◆ INFORMATION GIVEN
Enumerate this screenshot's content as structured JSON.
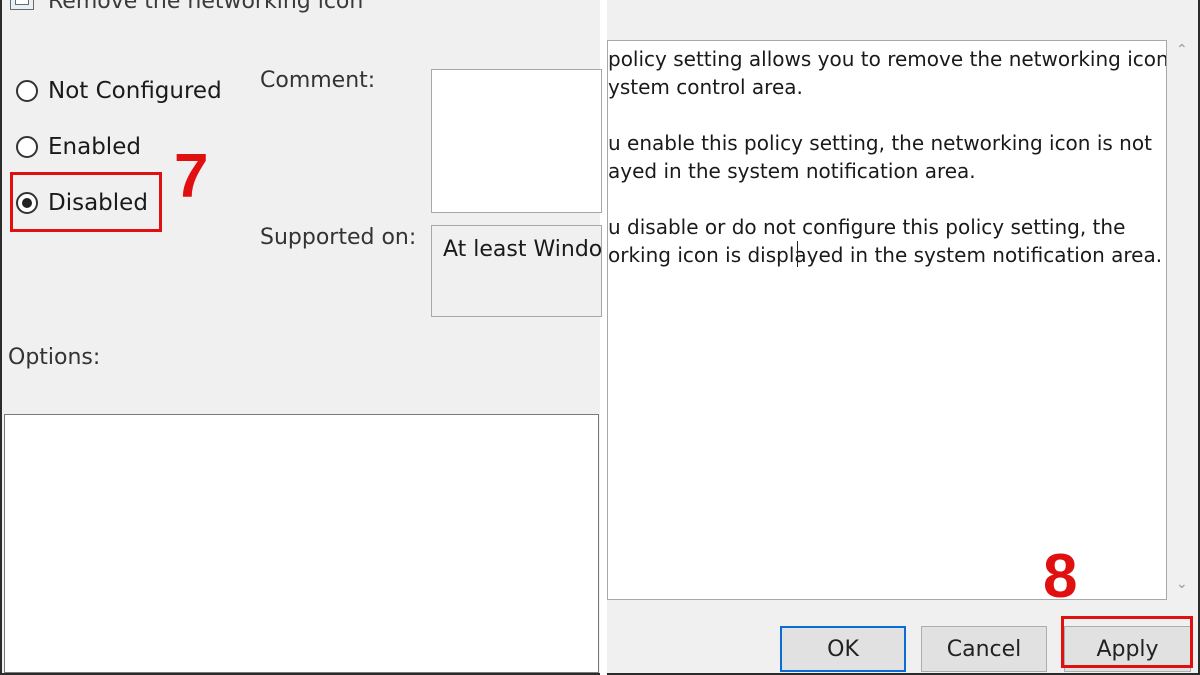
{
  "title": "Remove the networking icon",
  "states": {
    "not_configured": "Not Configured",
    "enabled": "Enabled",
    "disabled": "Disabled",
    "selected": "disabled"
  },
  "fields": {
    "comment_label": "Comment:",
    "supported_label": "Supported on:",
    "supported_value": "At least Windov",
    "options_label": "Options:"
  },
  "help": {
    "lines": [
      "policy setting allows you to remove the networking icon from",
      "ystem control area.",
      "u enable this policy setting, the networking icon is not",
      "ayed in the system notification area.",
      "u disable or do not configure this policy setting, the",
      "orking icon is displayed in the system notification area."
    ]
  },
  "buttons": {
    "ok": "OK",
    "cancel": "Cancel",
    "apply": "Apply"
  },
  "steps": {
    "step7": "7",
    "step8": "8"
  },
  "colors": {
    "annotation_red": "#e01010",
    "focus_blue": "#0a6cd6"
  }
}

◆ WHAT THIS TASK INVOLVES
Gather all lines of the records that include the word "setting".

◆ RESULT OF THIS TASK
      "policy setting allows you to remove the networking icon from",
      "u enable this policy setting, the networking icon is not",
      "u disable or do not configure this policy setting, the",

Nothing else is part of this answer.